## [Input data]
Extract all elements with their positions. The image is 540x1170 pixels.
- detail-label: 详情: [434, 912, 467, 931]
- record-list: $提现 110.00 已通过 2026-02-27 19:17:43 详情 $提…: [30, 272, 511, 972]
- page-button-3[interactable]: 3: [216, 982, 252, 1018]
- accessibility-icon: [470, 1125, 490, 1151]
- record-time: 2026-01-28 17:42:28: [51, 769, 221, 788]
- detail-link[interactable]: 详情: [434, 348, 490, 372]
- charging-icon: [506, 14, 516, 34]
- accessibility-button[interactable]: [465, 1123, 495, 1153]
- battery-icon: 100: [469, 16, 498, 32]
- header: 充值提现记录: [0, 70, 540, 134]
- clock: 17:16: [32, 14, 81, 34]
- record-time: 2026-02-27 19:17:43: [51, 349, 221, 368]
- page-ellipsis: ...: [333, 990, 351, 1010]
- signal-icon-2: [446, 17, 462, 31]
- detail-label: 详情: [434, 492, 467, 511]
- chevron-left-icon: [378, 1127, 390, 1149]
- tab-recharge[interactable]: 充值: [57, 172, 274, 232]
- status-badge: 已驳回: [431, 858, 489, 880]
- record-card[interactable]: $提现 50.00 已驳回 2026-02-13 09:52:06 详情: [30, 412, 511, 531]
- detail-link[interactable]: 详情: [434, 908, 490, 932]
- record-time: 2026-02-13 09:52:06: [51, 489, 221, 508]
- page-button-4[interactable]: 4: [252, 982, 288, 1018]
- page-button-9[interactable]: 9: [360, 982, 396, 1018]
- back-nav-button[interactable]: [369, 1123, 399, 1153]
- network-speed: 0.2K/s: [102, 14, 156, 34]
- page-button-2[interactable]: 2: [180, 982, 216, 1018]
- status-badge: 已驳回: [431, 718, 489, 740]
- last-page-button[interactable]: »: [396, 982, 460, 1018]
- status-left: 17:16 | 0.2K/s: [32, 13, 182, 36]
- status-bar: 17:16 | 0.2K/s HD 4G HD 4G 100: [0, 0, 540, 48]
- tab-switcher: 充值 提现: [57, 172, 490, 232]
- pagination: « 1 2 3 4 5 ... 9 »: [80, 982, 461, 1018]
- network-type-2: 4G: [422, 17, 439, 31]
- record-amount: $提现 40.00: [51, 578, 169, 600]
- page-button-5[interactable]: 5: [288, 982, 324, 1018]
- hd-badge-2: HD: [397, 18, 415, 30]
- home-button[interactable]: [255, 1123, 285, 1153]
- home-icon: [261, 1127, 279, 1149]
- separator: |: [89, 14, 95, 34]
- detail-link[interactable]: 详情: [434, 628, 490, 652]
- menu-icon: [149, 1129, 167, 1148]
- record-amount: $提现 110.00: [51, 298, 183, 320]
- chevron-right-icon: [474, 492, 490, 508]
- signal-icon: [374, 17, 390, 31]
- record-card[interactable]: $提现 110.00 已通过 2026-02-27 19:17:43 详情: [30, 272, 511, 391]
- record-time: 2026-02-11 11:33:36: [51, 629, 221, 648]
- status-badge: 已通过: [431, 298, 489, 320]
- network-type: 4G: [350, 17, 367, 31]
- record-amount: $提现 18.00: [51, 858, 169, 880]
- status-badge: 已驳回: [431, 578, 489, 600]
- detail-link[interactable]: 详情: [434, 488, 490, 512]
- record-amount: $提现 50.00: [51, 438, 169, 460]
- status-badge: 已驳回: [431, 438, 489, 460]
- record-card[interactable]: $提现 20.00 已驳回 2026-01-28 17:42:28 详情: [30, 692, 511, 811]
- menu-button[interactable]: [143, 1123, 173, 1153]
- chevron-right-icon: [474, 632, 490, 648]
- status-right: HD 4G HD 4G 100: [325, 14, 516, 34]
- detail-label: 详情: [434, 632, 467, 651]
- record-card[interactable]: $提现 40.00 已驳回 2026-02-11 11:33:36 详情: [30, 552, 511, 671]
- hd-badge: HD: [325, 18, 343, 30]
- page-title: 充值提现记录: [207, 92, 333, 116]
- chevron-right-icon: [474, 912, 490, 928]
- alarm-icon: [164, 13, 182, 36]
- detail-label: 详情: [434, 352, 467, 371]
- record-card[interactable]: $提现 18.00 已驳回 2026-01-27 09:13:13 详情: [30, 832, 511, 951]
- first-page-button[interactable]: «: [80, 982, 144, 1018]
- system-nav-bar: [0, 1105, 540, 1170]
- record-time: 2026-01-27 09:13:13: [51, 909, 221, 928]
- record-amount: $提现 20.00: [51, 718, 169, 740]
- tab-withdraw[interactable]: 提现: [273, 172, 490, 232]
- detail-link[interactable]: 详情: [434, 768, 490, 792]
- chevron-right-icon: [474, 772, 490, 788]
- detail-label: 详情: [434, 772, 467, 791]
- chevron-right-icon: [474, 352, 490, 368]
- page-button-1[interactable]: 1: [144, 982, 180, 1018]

## [Aim of the task]
Write out every line of the records above again, character for character and in the same order.

## [The response]
Extract all elements with their positions. The image is 540x1170 pixels.
- detail-label: 详情: [434, 912, 467, 931]
- record-list: $提现 110.00 已通过 2026-02-27 19:17:43 详情 $提…: [30, 272, 511, 972]
- page-button-3[interactable]: 3: [216, 982, 252, 1018]
- accessibility-icon: [470, 1125, 490, 1151]
- record-time: 2026-01-28 17:42:28: [51, 769, 221, 788]
- detail-link[interactable]: 详情: [434, 348, 490, 372]
- charging-icon: [506, 14, 516, 34]
- accessibility-button[interactable]: [465, 1123, 495, 1153]
- battery-icon: 100: [469, 16, 498, 32]
- header: 充值提现记录: [0, 70, 540, 134]
- clock: 17:16: [32, 14, 81, 34]
- record-time: 2026-02-27 19:17:43: [51, 349, 221, 368]
- page-ellipsis: ...: [333, 990, 351, 1010]
- signal-icon-2: [446, 17, 462, 31]
- detail-label: 详情: [434, 492, 467, 511]
- chevron-left-icon: [378, 1127, 390, 1149]
- tab-recharge[interactable]: 充值: [57, 172, 274, 232]
- status-badge: 已驳回: [431, 858, 489, 880]
- record-card[interactable]: $提现 50.00 已驳回 2026-02-13 09:52:06 详情: [30, 412, 511, 531]
- detail-link[interactable]: 详情: [434, 908, 490, 932]
- record-time: 2026-02-13 09:52:06: [51, 489, 221, 508]
- page-button-4[interactable]: 4: [252, 982, 288, 1018]
- page-button-9[interactable]: 9: [360, 982, 396, 1018]
- back-nav-button[interactable]: [369, 1123, 399, 1153]
- network-speed: 0.2K/s: [102, 14, 156, 34]
- page-button-2[interactable]: 2: [180, 982, 216, 1018]
- status-badge: 已驳回: [431, 718, 489, 740]
- last-page-button[interactable]: »: [396, 982, 460, 1018]
- status-left: 17:16 | 0.2K/s: [32, 13, 182, 36]
- status-bar: 17:16 | 0.2K/s HD 4G HD 4G 100: [0, 0, 540, 48]
- tab-switcher: 充值 提现: [57, 172, 490, 232]
- pagination: « 1 2 3 4 5 ... 9 »: [80, 982, 461, 1018]
- network-type-2: 4G: [422, 17, 439, 31]
- record-amount: $提现 40.00: [51, 578, 169, 600]
- page-button-5[interactable]: 5: [288, 982, 324, 1018]
- hd-badge-2: HD: [397, 18, 415, 30]
- home-button[interactable]: [255, 1123, 285, 1153]
- home-icon: [261, 1127, 279, 1149]
- separator: |: [89, 14, 95, 34]
- detail-link[interactable]: 详情: [434, 628, 490, 652]
- menu-icon: [149, 1129, 167, 1148]
- record-amount: $提现 110.00: [51, 298, 183, 320]
- chevron-right-icon: [474, 492, 490, 508]
- signal-icon: [374, 17, 390, 31]
- record-card[interactable]: $提现 110.00 已通过 2026-02-27 19:17:43 详情: [30, 272, 511, 391]
- record-time: 2026-02-11 11:33:36: [51, 629, 221, 648]
- status-badge: 已通过: [431, 298, 489, 320]
- network-type: 4G: [350, 17, 367, 31]
- record-amount: $提现 18.00: [51, 858, 169, 880]
- status-badge: 已驳回: [431, 578, 489, 600]
- detail-link[interactable]: 详情: [434, 488, 490, 512]
- record-amount: $提现 50.00: [51, 438, 169, 460]
- status-badge: 已驳回: [431, 438, 489, 460]
- record-card[interactable]: $提现 20.00 已驳回 2026-01-28 17:42:28 详情: [30, 692, 511, 811]
- menu-button[interactable]: [143, 1123, 173, 1153]
- chevron-right-icon: [474, 632, 490, 648]
- status-right: HD 4G HD 4G 100: [325, 14, 516, 34]
- detail-label: 详情: [434, 632, 467, 651]
- record-card[interactable]: $提现 40.00 已驳回 2026-02-11 11:33:36 详情: [30, 552, 511, 671]
- hd-badge: HD: [325, 18, 343, 30]
- page-title: 充值提现记录: [207, 92, 333, 116]
- chevron-right-icon: [474, 912, 490, 928]
- alarm-icon: [164, 13, 182, 36]
- detail-label: 详情: [434, 352, 467, 371]
- record-card[interactable]: $提现 18.00 已驳回 2026-01-27 09:13:13 详情: [30, 832, 511, 951]
- first-page-button[interactable]: «: [80, 982, 144, 1018]
- system-nav-bar: [0, 1105, 540, 1170]
- record-time: 2026-01-27 09:13:13: [51, 909, 221, 928]
- record-amount: $提现 20.00: [51, 718, 169, 740]
- tab-withdraw[interactable]: 提现: [273, 172, 490, 232]
- detail-link[interactable]: 详情: [434, 768, 490, 792]
- chevron-right-icon: [474, 772, 490, 788]
- detail-label: 详情: [434, 772, 467, 791]
- chevron-right-icon: [474, 352, 490, 368]
- page-button-1[interactable]: 1: [144, 982, 180, 1018]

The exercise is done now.